Below are the entries; state how many of their lines contain the string "pulmonary", and nothing more.

**Source data:**
────
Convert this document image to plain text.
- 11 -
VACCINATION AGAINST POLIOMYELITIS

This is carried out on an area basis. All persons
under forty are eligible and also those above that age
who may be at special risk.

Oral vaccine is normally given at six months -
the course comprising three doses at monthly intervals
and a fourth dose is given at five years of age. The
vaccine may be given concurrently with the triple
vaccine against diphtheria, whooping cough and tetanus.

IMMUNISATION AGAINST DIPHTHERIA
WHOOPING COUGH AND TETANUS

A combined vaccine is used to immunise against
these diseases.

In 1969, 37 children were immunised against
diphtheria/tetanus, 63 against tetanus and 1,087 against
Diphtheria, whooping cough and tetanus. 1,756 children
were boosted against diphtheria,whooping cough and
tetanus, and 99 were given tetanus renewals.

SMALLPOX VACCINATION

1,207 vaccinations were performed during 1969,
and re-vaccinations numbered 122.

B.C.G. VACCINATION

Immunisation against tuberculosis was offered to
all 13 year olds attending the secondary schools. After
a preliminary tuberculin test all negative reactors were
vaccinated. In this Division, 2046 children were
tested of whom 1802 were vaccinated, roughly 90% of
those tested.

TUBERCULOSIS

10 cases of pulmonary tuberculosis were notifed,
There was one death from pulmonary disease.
────
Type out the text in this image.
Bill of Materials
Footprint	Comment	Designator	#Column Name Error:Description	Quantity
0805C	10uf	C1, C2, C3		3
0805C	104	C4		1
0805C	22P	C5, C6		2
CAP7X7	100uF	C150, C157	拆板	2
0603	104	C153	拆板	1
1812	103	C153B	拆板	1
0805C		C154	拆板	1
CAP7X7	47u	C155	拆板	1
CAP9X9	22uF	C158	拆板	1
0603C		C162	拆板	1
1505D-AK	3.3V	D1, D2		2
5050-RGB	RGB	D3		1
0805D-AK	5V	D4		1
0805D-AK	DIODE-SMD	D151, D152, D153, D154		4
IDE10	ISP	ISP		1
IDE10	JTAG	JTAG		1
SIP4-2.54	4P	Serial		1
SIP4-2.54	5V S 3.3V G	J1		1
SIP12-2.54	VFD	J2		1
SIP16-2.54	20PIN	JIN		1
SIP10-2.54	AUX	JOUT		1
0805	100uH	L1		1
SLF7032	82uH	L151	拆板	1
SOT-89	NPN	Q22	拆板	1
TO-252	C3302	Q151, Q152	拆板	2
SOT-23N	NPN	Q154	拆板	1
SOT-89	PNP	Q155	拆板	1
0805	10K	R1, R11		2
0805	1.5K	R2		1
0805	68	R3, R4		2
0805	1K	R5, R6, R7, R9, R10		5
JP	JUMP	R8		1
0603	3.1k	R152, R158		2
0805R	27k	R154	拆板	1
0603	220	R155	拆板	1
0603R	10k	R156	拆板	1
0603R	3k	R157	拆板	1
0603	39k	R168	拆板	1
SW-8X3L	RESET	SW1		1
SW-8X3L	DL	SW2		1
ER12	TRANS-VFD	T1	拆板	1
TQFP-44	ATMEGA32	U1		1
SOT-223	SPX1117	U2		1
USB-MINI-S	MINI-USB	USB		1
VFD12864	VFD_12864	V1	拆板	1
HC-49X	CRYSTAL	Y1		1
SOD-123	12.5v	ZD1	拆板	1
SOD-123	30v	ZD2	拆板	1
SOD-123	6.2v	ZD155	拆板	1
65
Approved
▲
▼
────
**Answer to the problem:** 2